** WHAT YOU WILL DO **
Return unchanged the lines of the entries below, starting at the line that contains "Itemize the components" and ending at the line that contains "hero-text: Give $2", with both of those lines included.

** MATERIAL PROVIDED **
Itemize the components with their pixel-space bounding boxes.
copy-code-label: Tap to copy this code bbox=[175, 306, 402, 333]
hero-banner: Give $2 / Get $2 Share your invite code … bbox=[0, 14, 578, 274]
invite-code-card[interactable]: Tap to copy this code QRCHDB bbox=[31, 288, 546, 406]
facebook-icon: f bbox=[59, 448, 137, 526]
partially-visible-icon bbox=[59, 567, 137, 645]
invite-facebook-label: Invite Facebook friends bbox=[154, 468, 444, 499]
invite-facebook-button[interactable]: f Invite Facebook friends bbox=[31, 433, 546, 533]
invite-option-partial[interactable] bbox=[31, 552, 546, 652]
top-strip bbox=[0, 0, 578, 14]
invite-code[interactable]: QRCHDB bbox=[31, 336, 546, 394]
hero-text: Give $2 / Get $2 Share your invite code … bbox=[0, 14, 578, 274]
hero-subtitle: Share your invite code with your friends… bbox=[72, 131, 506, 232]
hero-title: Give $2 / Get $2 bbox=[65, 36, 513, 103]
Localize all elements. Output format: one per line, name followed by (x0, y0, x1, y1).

---

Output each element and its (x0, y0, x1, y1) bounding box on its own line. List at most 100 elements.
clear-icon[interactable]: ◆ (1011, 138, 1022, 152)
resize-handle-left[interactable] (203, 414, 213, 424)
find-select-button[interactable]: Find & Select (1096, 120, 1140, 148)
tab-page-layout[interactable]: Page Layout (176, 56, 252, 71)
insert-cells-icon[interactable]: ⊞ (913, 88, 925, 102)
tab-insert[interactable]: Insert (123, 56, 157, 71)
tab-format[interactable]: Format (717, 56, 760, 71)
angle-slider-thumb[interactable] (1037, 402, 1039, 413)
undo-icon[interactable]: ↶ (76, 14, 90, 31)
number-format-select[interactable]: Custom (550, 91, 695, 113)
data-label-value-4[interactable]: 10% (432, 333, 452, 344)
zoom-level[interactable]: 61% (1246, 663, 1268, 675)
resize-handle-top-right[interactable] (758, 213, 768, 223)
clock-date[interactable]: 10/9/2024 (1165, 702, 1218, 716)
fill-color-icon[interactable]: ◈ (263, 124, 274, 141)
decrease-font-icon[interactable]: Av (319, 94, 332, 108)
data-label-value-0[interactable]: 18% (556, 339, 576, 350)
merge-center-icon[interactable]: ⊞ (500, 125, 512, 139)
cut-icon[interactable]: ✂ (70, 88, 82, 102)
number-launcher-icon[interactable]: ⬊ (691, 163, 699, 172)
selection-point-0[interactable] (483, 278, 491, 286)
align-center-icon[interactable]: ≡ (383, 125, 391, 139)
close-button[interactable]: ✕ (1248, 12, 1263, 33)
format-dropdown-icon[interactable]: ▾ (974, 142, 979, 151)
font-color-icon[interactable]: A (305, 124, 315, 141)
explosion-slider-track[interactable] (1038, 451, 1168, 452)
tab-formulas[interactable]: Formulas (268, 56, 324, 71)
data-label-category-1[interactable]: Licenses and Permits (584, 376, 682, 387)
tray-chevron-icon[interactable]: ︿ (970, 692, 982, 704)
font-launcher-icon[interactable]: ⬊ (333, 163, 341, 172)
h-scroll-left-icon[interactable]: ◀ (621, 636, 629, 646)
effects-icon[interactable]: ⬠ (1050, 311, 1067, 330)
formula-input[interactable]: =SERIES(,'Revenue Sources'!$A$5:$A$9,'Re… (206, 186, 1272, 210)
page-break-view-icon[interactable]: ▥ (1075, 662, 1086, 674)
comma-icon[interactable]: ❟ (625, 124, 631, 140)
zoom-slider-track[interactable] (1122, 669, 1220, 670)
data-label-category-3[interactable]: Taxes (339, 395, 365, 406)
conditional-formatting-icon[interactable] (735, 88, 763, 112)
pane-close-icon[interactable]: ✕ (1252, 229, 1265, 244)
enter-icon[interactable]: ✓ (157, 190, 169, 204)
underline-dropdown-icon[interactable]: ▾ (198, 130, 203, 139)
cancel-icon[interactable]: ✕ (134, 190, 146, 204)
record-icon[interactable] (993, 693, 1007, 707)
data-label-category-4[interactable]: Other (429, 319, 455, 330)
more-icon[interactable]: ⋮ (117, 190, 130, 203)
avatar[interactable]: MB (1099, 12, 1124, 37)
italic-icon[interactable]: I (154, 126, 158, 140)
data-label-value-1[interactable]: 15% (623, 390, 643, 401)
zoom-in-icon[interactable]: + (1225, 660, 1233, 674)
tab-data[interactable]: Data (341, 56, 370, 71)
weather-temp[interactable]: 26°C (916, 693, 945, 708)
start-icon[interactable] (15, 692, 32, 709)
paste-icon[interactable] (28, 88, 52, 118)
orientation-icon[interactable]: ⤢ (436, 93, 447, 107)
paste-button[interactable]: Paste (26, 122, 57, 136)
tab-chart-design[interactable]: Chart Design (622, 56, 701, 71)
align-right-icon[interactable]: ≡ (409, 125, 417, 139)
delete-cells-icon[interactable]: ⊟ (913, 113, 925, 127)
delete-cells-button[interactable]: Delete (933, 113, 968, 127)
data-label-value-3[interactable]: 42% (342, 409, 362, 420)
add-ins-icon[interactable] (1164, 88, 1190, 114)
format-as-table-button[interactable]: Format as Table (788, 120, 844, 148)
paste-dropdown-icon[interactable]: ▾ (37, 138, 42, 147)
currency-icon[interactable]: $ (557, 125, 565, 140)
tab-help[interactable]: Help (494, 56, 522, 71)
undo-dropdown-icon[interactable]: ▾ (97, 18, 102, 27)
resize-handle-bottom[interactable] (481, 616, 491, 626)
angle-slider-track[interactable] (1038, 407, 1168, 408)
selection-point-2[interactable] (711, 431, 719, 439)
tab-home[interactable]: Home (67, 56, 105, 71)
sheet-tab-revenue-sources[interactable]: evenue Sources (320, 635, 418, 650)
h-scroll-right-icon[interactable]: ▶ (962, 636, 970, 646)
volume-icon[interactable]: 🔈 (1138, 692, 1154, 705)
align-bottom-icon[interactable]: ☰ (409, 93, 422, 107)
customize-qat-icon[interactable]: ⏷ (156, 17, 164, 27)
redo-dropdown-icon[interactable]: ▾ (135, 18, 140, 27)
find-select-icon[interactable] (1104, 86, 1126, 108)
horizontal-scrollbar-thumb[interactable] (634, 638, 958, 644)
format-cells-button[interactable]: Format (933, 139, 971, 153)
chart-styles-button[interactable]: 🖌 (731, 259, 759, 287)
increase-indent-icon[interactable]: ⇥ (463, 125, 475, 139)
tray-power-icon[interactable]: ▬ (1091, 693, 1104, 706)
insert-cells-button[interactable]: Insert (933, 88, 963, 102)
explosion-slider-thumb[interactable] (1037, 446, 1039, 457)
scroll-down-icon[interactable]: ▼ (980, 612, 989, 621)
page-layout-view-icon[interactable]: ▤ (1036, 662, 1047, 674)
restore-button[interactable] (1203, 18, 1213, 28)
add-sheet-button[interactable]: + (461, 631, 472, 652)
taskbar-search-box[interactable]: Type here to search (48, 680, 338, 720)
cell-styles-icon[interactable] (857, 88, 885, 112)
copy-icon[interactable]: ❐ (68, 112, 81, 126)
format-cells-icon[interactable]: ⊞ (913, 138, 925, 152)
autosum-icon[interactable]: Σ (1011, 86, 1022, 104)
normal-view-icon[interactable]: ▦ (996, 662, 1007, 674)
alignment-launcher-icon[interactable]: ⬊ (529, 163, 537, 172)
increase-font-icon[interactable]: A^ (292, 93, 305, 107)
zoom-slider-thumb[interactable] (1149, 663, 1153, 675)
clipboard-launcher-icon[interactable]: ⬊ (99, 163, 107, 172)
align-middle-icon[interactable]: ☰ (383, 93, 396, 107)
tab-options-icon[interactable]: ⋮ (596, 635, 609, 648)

** EXERCISE ANSWER **
Itemize the components with their pixel-space bounding boxes.
copy-code-label: Tap to copy this code bbox=[175, 306, 402, 333]
hero-banner: Give $2 / Get $2 Share your invite code … bbox=[0, 14, 578, 274]
invite-code-card[interactable]: Tap to copy this code QRCHDB bbox=[31, 288, 546, 406]
facebook-icon: f bbox=[59, 448, 137, 526]
partially-visible-icon bbox=[59, 567, 137, 645]
invite-facebook-label: Invite Facebook friends bbox=[154, 468, 444, 499]
invite-facebook-button[interactable]: f Invite Facebook friends bbox=[31, 433, 546, 533]
invite-option-partial[interactable] bbox=[31, 552, 546, 652]
top-strip bbox=[0, 0, 578, 14]
invite-code[interactable]: QRCHDB bbox=[31, 336, 546, 394]
hero-text: Give $2 / Get $2 Share your invite code … bbox=[0, 14, 578, 274]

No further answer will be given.